LISTED ENTRIES:
*-*-*

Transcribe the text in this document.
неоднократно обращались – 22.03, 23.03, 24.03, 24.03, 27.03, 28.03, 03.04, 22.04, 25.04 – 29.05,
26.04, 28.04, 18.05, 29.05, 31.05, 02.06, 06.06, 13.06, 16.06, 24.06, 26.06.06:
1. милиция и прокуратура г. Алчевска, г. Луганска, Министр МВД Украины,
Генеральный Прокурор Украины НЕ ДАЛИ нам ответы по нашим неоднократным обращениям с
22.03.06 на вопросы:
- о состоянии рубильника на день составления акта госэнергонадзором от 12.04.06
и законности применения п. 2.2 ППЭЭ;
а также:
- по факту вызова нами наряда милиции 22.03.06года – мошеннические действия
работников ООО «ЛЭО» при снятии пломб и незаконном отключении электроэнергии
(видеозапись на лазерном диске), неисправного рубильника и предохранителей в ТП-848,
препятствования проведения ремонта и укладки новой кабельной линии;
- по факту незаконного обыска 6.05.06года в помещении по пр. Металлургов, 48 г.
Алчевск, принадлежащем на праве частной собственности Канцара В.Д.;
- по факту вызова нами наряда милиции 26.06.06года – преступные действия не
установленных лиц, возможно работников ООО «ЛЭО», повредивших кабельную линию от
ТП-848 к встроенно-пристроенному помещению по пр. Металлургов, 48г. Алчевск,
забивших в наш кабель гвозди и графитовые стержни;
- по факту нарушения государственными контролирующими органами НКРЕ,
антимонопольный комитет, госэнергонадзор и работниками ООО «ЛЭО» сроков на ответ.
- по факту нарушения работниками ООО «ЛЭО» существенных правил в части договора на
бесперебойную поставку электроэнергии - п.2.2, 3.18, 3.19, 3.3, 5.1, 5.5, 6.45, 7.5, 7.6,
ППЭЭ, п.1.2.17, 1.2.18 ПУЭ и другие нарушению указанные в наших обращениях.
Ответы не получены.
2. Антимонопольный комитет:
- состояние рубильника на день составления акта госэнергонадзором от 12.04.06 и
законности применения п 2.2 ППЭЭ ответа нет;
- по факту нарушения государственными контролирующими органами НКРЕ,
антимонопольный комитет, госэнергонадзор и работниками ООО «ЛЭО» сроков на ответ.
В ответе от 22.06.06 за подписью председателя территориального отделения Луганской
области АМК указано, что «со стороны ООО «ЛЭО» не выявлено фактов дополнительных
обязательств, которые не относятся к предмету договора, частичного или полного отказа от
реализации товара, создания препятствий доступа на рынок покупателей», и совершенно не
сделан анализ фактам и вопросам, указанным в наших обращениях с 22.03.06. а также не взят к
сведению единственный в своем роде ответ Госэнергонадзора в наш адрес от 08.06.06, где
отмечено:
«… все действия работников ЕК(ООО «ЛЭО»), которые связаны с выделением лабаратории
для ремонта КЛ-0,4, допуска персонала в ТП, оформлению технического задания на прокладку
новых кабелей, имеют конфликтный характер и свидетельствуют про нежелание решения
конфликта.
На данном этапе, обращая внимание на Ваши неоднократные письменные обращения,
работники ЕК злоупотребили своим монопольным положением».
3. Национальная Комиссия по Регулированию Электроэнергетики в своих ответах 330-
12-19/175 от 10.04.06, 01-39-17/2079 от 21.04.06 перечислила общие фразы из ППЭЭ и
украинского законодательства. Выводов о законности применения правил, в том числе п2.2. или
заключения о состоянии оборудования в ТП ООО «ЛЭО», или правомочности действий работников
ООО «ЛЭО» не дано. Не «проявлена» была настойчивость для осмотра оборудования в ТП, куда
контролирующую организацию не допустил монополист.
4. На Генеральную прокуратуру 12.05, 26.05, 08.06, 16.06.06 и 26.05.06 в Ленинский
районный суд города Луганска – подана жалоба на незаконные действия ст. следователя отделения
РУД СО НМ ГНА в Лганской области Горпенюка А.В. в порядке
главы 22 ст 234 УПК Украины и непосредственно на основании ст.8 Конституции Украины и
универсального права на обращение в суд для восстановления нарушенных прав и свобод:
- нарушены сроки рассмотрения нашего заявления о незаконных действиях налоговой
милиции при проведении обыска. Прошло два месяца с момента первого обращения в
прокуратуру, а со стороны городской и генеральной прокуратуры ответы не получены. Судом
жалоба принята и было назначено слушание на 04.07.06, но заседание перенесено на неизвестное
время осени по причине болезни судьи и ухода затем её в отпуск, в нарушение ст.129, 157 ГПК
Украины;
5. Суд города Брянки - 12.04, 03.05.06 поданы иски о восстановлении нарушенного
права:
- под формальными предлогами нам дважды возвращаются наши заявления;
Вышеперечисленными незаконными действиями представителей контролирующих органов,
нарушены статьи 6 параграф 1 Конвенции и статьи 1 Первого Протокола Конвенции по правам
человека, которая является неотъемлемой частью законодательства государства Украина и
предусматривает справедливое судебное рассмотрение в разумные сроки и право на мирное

*-*-*

Repeat each record exactly, leaving nothing out.

ANSWER TO THIS TASK:
Transcribe the text in this document.
неоднократно обращались – 22.03, 23.03, 24.03, 24.03, 27.03, 28.03, 03.04, 22.04, 25.04 – 29.05,
26.04, 28.04, 18.05, 29.05, 31.05, 02.06, 06.06, 13.06, 16.06, 24.06, 26.06.06:
1. милиция и прокуратура г. Алчевска, г. Луганска, Министр МВД Украины,
Генеральный Прокурор Украины НЕ ДАЛИ нам ответы по нашим неоднократным обращениям с
22.03.06 на вопросы:
- о состоянии рубильника на день составления акта госэнергонадзором от 12.04.06
и законности применения п. 2.2 ППЭЭ;
а также:
- по факту вызова нами наряда милиции 22.03.06года – мошеннические действия
работников ООО «ЛЭО» при снятии пломб и незаконном отключении электроэнергии
(видеозапись на лазерном диске), неисправного рубильника и предохранителей в ТП-848,
препятствования проведения ремонта и укладки новой кабельной линии;
- по факту незаконного обыска 6.05.06года в помещении по пр. Металлургов, 48 г.
Алчевск, принадлежащем на праве частной собственности Канцара В.Д.;
- по факту вызова нами наряда милиции 26.06.06года – преступные действия не
установленных лиц, возможно работников ООО «ЛЭО», повредивших кабельную линию от
ТП-848 к встроенно-пристроенному помещению по пр. Металлургов, 48г. Алчевск,
забивших в наш кабель гвозди и графитовые стержни;
- по факту нарушения государственными контролирующими органами НКРЕ,
антимонопольный комитет, госэнергонадзор и работниками ООО «ЛЭО» сроков на ответ.
- по факту нарушения работниками ООО «ЛЭО» существенных правил в части договора на
бесперебойную поставку электроэнергии - п.2.2, 3.18, 3.19, 3.3, 5.1, 5.5, 6.45, 7.5, 7.6,
ППЭЭ, п.1.2.17, 1.2.18 ПУЭ и другие нарушению указанные в наших обращениях.
Ответы не получены.
2. Антимонопольный комитет:
- состояние рубильника на день составления акта госэнергонадзором от 12.04.06 и
законности применения п 2.2 ППЭЭ ответа нет;
- по факту нарушения государственными контролирующими органами НКРЕ,
антимонопольный комитет, госэнергонадзор и работниками ООО «ЛЭО» сроков на ответ.
В ответе от 22.06.06 за подписью председателя территориального отделения Луганской
области АМК указано, что «со стороны ООО «ЛЭО» не выявлено фактов дополнительных
обязательств, которые не относятся к предмету договора, частичного или полного отказа от
реализации товара, создания препятствий доступа на рынок покупателей», и совершенно не
сделан анализ фактам и вопросам, указанным в наших обращениях с 22.03.06. а также не взят к
сведению единственный в своем роде ответ Госэнергонадзора в наш адрес от 08.06.06, где
отмечено:
«… все действия работников ЕК(ООО «ЛЭО»), которые связаны с выделением лабаратории
для ремонта КЛ-0,4, допуска персонала в ТП, оформлению технического задания на прокладку
новых кабелей, имеют конфликтный характер и свидетельствуют про нежелание решения
конфликта.
На данном этапе, обращая внимание на Ваши неоднократные письменные обращения,
работники ЕК злоупотребили своим монопольным положением».
3. Национальная Комиссия по Регулированию Электроэнергетики в своих ответах 330-
12-19/175 от 10.04.06, 01-39-17/2079 от 21.04.06 перечислила общие фразы из ППЭЭ и
украинского законодательства. Выводов о законности применения правил, в том числе п2.2. или
заключения о состоянии оборудования в ТП ООО «ЛЭО», или правомочности действий работников
ООО «ЛЭО» не дано. Не «проявлена» была настойчивость для осмотра оборудования в ТП, куда
контролирующую организацию не допустил монополист.
4. На Генеральную прокуратуру 12.05, 26.05, 08.06, 16.06.06 и 26.05.06 в Ленинский
районный суд города Луганска – подана жалоба на незаконные действия ст. следователя отделения
РУД СО НМ ГНА в Лганской области Горпенюка А.В. в порядке
главы 22 ст 234 УПК Украины и непосредственно на основании ст.8 Конституции Украины и
универсального права на обращение в суд для восстановления нарушенных прав и свобод:
- нарушены сроки рассмотрения нашего заявления о незаконных действиях налоговой
милиции при проведении обыска. Прошло два месяца с момента первого обращения в
прокуратуру, а со стороны городской и генеральной прокуратуры ответы не получены. Судом
жалоба принята и было назначено слушание на 04.07.06, но заседание перенесено на неизвестное
время осени по причине болезни судьи и ухода затем её в отпуск, в нарушение ст.129, 157 ГПК
Украины;
5. Суд города Брянки - 12.04, 03.05.06 поданы иски о восстановлении нарушенного
права:
- под формальными предлогами нам дважды возвращаются наши заявления;
Вышеперечисленными незаконными действиями представителей контролирующих органов,
нарушены статьи 6 параграф 1 Конвенции и статьи 1 Первого Протокола Конвенции по правам
человека, которая является неотъемлемой частью законодательства государства Украина и
предусматривает справедливое судебное рассмотрение в разумные сроки и право на мирное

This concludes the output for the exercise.